■ Written exercise
The records should be written out in full, with nothing altered.
━━━━━━━━
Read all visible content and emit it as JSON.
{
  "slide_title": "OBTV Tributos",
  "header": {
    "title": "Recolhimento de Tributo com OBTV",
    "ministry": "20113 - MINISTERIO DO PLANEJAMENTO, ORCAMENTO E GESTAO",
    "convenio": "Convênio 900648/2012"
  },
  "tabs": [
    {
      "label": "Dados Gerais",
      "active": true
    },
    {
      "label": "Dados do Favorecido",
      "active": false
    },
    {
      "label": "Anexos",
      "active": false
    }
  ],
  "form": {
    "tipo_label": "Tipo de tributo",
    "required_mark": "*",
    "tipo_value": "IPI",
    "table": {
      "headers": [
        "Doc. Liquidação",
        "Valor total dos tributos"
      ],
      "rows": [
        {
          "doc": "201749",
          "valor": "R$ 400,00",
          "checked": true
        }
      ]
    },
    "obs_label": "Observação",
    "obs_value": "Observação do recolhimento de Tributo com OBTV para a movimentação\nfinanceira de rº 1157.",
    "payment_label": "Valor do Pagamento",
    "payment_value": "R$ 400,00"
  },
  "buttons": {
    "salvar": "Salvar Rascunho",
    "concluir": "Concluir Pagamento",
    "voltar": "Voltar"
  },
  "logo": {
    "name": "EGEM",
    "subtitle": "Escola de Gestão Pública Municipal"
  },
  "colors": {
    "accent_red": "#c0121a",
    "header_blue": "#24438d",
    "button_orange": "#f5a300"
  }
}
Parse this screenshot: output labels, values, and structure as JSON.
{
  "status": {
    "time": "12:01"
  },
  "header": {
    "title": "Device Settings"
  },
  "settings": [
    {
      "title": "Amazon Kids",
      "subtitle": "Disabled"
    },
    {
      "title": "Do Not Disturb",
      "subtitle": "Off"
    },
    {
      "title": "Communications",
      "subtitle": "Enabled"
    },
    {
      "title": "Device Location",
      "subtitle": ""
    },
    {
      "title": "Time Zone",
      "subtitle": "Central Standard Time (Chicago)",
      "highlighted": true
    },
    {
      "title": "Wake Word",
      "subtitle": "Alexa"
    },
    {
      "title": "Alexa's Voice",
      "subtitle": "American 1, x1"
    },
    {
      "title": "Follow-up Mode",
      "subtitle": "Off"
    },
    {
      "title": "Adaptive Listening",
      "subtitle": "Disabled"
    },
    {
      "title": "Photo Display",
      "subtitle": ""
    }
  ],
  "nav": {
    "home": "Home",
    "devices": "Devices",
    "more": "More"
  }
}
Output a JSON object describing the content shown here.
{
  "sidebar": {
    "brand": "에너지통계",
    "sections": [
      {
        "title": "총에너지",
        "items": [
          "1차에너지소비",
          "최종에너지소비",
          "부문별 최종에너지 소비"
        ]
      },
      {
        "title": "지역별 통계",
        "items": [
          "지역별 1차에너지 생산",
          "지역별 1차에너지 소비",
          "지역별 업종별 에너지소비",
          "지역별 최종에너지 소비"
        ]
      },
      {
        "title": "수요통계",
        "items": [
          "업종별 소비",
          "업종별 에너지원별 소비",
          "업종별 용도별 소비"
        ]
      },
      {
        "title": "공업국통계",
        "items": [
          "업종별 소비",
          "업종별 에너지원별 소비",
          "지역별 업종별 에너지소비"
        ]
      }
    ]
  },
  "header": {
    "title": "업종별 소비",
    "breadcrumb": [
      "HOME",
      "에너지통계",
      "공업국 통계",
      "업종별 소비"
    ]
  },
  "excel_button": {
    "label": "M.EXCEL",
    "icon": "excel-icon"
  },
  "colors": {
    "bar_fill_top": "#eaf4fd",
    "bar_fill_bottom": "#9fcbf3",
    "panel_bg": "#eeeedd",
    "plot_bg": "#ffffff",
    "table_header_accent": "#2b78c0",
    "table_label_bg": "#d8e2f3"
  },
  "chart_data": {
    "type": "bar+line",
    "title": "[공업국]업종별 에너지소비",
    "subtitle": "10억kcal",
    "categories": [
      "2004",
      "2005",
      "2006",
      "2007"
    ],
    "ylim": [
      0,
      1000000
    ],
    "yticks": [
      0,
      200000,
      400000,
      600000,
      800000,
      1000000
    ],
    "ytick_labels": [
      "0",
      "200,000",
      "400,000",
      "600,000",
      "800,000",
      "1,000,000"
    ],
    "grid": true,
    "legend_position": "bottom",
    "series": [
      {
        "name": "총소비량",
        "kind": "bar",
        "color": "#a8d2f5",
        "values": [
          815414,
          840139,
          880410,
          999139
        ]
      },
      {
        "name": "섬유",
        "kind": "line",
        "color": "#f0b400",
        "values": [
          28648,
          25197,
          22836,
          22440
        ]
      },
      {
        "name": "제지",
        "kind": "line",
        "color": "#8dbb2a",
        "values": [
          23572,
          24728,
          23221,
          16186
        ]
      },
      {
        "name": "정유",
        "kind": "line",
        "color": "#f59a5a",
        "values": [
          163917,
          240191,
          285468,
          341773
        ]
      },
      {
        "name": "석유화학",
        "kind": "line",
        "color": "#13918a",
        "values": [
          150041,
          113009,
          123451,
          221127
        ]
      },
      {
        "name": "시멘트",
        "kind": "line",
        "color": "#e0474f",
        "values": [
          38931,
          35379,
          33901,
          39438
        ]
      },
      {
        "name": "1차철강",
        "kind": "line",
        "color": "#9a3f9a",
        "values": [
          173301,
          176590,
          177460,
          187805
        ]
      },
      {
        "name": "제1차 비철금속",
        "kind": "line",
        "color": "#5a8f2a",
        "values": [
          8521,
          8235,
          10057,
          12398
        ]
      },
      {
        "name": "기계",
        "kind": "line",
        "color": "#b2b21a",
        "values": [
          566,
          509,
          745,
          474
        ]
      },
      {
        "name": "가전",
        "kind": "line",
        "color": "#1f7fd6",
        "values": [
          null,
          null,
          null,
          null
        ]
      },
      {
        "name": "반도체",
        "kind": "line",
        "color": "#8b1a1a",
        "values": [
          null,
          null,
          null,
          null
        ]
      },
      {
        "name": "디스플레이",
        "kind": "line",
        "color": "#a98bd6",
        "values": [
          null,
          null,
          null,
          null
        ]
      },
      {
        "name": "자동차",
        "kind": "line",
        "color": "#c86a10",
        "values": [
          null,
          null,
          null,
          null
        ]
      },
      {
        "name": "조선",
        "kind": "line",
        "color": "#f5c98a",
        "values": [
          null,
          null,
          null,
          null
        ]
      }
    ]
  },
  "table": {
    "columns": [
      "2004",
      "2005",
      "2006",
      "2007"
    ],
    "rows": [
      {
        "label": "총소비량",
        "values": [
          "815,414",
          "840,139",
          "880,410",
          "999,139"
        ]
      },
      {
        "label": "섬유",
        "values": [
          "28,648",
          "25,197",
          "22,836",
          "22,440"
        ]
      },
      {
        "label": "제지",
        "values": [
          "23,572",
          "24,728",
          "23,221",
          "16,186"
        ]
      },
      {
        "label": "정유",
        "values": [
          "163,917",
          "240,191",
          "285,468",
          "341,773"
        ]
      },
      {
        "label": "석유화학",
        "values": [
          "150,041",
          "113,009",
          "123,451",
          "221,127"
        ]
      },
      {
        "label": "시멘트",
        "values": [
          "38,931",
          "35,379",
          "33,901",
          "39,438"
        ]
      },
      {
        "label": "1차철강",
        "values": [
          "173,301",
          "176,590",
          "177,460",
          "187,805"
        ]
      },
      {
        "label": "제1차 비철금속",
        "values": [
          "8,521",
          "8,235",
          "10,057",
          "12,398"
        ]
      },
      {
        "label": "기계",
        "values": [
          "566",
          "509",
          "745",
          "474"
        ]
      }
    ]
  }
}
━━━━━━━━
■ Task answer
Read all visible content and emit it as JSON.
{
  "slide_title": "OBTV Tributos",
  "header": {
    "title": "Recolhimento de Tributo com OBTV",
    "ministry": "20113 - MINISTERIO DO PLANEJAMENTO, ORCAMENTO E GESTAO",
    "convenio": "Convênio 900648/2012"
  },
  "tabs": [
    {
      "label": "Dados Gerais",
      "active": true
    },
    {
      "label": "Dados do Favorecido",
      "active": false
    },
    {
      "label": "Anexos",
      "active": false
    }
  ],
  "form": {
    "tipo_label": "Tipo de tributo",
    "required_mark": "*",
    "tipo_value": "IPI",
    "table": {
      "headers": [
        "Doc. Liquidação",
        "Valor total dos tributos"
      ],
      "rows": [
        {
          "doc": "201749",
          "valor": "R$ 400,00",
          "checked": true
        }
      ]
    },
    "obs_label": "Observação",
    "obs_value": "Observação do recolhimento de Tributo com OBTV para a movimentação\nfinanceira de rº 1157.",
    "payment_label": "Valor do Pagamento",
    "payment_value": "R$ 400,00"
  },
  "buttons": {
    "salvar": "Salvar Rascunho",
    "concluir": "Concluir Pagamento",
    "voltar": "Voltar"
  },
  "logo": {
    "name": "EGEM",
    "subtitle": "Escola de Gestão Pública Municipal"
  },
  "colors": {
    "accent_red": "#c0121a",
    "header_blue": "#24438d",
    "button_orange": "#f5a300"
  }
}
Parse this screenshot: output labels, values, and structure as JSON.
{
  "status": {
    "time": "12:01"
  },
  "header": {
    "title": "Device Settings"
  },
  "settings": [
    {
      "title": "Amazon Kids",
      "subtitle": "Disabled"
    },
    {
      "title": "Do Not Disturb",
      "subtitle": "Off"
    },
    {
      "title": "Communications",
      "subtitle": "Enabled"
    },
    {
      "title": "Device Location",
      "subtitle": ""
    },
    {
      "title": "Time Zone",
      "subtitle": "Central Standard Time (Chicago)",
      "highlighted": true
    },
    {
      "title": "Wake Word",
      "subtitle": "Alexa"
    },
    {
      "title": "Alexa's Voice",
      "subtitle": "American 1, x1"
    },
    {
      "title": "Follow-up Mode",
      "subtitle": "Off"
    },
    {
      "title": "Adaptive Listening",
      "subtitle": "Disabled"
    },
    {
      "title": "Photo Display",
      "subtitle": ""
    }
  ],
  "nav": {
    "home": "Home",
    "devices": "Devices",
    "more": "More"
  }
}
Output a JSON object describing the content shown here.
{
  "sidebar": {
    "brand": "에너지통계",
    "sections": [
      {
        "title": "총에너지",
        "items": [
          "1차에너지소비",
          "최종에너지소비",
          "부문별 최종에너지 소비"
        ]
      },
      {
        "title": "지역별 통계",
        "items": [
          "지역별 1차에너지 생산",
          "지역별 1차에너지 소비",
          "지역별 업종별 에너지소비",
          "지역별 최종에너지 소비"
        ]
      },
      {
        "title": "수요통계",
        "items": [
          "업종별 소비",
          "업종별 에너지원별 소비",
          "업종별 용도별 소비"
        ]
      },
      {
        "title": "공업국통계",
        "items": [
          "업종별 소비",
          "업종별 에너지원별 소비",
          "지역별 업종별 에너지소비"
        ]
      }
    ]
  },
  "header": {
    "title": "업종별 소비",
    "breadcrumb": [
      "HOME",
      "에너지통계",
      "공업국 통계",
      "업종별 소비"
    ]
  },
  "excel_button": {
    "label": "M.EXCEL",
    "icon": "excel-icon"
  },
  "colors": {
    "bar_fill_top": "#eaf4fd",
    "bar_fill_bottom": "#9fcbf3",
    "panel_bg": "#eeeedd",
    "plot_bg": "#ffffff",
    "table_header_accent": "#2b78c0",
    "table_label_bg": "#d8e2f3"
  },
  "chart_data": {
    "type": "bar+line",
    "title": "[공업국]업종별 에너지소비",
    "subtitle": "10억kcal",
    "categories": [
      "2004",
      "2005",
      "2006",
      "2007"
    ],
    "ylim": [
      0,
      1000000
    ],
    "yticks": [
      0,
      200000,
      400000,
      600000,
      800000,
      1000000
    ],
    "ytick_labels": [
      "0",
      "200,000",
      "400,000",
      "600,000",
      "800,000",
      "1,000,000"
    ],
    "grid": true,
    "legend_position": "bottom",
    "series": [
      {
        "name": "총소비량",
        "kind": "bar",
        "color": "#a8d2f5",
        "values": [
          815414,
          840139,
          880410,
          999139
        ]
      },
      {
        "name": "섬유",
        "kind": "line",
        "color": "#f0b400",
        "values": [
          28648,
          25197,
          22836,
          22440
        ]
      },
      {
        "name": "제지",
        "kind": "line",
        "color": "#8dbb2a",
        "values": [
          23572,
          24728,
          23221,
          16186
        ]
      },
      {
        "name": "정유",
        "kind": "line",
        "color": "#f59a5a",
        "values": [
          163917,
          240191,
          285468,
          341773
        ]
      },
      {
        "name": "석유화학",
        "kind": "line",
        "color": "#13918a",
        "values": [
          150041,
          113009,
          123451,
          221127
        ]
      },
      {
        "name": "시멘트",
        "kind": "line",
        "color": "#e0474f",
        "values": [
          38931,
          35379,
          33901,
          39438
        ]
      },
      {
        "name": "1차철강",
        "kind": "line",
        "color": "#9a3f9a",
        "values": [
          173301,
          176590,
          177460,
          187805
        ]
      },
      {
        "name": "제1차 비철금속",
        "kind": "line",
        "color": "#5a8f2a",
        "values": [
          8521,
          8235,
          10057,
          12398
        ]
      },
      {
        "name": "기계",
        "kind": "line",
        "color": "#b2b21a",
        "values": [
          566,
          509,
          745,
          474
        ]
      },
      {
        "name": "가전",
        "kind": "line",
        "color": "#1f7fd6",
        "values": [
          null,
          null,
          null,
          null
        ]
      },
      {
        "name": "반도체",
        "kind": "line",
        "color": "#8b1a1a",
        "values": [
          null,
          null,
          null,
          null
        ]
      },
      {
        "name": "디스플레이",
        "kind": "line",
        "color": "#a98bd6",
        "values": [
          null,
          null,
          null,
          null
        ]
      },
      {
        "name": "자동차",
        "kind": "line",
        "color": "#c86a10",
        "values": [
          null,
          null,
          null,
          null
        ]
      },
      {
        "name": "조선",
        "kind": "line",
        "color": "#f5c98a",
        "values": [
          null,
          null,
          null,
          null
        ]
      }
    ]
  },
  "table": {
    "columns": [
      "2004",
      "2005",
      "2006",
      "2007"
    ],
    "rows": [
      {
        "label": "총소비량",
        "values": [
          "815,414",
          "840,139",
          "880,410",
          "999,139"
        ]
      },
      {
        "label": "섬유",
        "values": [
          "28,648",
          "25,197",
          "22,836",
          "22,440"
        ]
      },
      {
        "label": "제지",
        "values": [
          "23,572",
          "24,728",
          "23,221",
          "16,186"
        ]
      },
      {
        "label": "정유",
        "values": [
          "163,917",
          "240,191",
          "285,468",
          "341,773"
        ]
      },
      {
        "label": "석유화학",
        "values": [
          "150,041",
          "113,009",
          "123,451",
          "221,127"
        ]
      },
      {
        "label": "시멘트",
        "values": [
          "38,931",
          "35,379",
          "33,901",
          "39,438"
        ]
      },
      {
        "label": "1차철강",
        "values": [
          "173,301",
          "176,590",
          "177,460",
          "187,805"
        ]
      },
      {
        "label": "제1차 비철금속",
        "values": [
          "8,521",
          "8,235",
          "10,057",
          "12,398"
        ]
      },
      {
        "label": "기계",
        "values": [
          "566",
          "509",
          "745",
          "474"
        ]
      }
    ]
  }
}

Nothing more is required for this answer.